--- Records for this exercise ---
□ □ □

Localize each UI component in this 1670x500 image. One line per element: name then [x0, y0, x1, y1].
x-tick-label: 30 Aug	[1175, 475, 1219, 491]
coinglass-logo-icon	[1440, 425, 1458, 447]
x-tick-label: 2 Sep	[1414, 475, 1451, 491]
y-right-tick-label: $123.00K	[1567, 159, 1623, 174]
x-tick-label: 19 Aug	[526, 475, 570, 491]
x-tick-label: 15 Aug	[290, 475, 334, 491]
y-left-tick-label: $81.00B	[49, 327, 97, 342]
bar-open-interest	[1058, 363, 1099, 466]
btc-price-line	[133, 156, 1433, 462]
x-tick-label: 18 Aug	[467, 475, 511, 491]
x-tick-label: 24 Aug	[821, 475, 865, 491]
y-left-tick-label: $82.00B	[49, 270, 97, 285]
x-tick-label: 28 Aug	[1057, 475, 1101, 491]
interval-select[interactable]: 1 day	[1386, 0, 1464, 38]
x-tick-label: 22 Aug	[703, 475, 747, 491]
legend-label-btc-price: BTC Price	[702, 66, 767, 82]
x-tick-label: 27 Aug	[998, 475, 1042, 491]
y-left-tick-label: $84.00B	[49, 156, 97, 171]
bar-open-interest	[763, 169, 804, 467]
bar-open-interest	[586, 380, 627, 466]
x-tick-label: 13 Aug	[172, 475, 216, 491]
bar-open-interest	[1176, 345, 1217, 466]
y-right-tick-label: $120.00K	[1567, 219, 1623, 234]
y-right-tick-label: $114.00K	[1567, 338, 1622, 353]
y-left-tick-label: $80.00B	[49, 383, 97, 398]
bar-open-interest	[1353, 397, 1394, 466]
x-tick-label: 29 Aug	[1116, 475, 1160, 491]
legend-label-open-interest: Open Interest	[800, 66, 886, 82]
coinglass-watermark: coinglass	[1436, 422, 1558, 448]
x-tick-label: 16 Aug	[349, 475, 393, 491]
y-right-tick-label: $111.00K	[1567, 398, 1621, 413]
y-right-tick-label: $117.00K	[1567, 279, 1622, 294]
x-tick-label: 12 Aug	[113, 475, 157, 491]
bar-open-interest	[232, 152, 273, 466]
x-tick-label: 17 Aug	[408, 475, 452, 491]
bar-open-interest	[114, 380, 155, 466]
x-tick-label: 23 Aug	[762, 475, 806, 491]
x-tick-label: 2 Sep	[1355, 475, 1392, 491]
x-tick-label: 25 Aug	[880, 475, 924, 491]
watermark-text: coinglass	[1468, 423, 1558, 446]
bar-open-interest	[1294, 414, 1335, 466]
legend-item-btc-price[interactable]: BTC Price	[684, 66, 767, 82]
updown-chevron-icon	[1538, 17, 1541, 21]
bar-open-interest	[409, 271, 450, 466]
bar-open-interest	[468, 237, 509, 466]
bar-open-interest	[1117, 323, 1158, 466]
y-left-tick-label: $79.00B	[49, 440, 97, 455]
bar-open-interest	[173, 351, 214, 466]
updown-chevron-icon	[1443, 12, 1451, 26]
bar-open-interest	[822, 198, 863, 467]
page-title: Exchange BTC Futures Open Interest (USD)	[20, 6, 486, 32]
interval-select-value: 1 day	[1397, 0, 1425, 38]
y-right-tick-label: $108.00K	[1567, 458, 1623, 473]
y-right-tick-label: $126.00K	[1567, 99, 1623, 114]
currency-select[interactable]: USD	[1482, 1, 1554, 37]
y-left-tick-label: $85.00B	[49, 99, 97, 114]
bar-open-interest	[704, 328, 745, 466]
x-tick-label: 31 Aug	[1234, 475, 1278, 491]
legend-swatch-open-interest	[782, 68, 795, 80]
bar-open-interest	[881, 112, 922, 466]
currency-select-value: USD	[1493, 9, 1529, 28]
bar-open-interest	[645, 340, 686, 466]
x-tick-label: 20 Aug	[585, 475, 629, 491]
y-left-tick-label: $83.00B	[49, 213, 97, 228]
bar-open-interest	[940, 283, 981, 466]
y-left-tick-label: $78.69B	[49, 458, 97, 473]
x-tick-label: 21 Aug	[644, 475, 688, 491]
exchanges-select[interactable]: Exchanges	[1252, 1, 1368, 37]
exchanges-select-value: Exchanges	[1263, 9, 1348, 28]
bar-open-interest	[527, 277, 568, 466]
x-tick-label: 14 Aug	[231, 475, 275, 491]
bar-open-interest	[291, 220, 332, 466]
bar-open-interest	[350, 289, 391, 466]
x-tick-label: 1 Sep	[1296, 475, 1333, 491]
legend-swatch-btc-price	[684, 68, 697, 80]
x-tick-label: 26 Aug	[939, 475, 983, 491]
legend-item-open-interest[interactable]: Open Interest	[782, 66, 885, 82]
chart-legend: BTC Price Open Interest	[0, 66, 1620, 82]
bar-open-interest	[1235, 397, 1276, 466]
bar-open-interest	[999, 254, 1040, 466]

□ □ □

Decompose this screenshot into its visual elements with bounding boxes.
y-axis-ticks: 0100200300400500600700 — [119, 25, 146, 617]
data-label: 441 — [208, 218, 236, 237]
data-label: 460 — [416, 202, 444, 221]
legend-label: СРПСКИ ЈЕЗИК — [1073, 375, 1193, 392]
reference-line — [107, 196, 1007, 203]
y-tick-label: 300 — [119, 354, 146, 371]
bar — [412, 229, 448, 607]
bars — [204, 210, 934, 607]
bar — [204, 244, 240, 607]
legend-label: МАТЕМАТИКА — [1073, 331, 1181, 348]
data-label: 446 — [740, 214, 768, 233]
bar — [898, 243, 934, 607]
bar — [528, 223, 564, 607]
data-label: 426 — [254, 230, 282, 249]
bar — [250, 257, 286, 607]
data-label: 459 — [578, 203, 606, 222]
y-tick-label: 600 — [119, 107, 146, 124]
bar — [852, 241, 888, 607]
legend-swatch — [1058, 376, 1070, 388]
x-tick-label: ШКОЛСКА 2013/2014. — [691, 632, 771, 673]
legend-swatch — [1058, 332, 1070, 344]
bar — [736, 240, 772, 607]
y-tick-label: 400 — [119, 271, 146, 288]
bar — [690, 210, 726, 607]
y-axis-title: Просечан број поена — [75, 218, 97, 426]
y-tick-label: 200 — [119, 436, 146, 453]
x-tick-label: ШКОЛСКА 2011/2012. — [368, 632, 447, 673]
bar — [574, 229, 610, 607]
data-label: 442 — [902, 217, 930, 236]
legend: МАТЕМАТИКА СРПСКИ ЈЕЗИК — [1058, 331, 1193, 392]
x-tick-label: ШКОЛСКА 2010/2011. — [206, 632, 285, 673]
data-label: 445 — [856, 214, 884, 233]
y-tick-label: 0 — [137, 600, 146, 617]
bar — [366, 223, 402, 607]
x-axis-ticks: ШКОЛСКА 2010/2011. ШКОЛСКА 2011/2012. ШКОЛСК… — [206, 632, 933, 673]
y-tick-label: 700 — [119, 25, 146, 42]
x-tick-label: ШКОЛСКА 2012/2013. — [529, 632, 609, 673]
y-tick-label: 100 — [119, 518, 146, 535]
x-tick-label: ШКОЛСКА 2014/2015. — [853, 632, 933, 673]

□ □ □

--- What is asked ---
Which lines in the records contain the string "СРПСКИ"? Pull out each such line in full.

--- Reply ---
legend-label: СРПСКИ ЈЕЗИК — [1073, 375, 1193, 392]
legend: МАТЕМАТИКА СРПСКИ ЈЕЗИК — [1058, 331, 1193, 392]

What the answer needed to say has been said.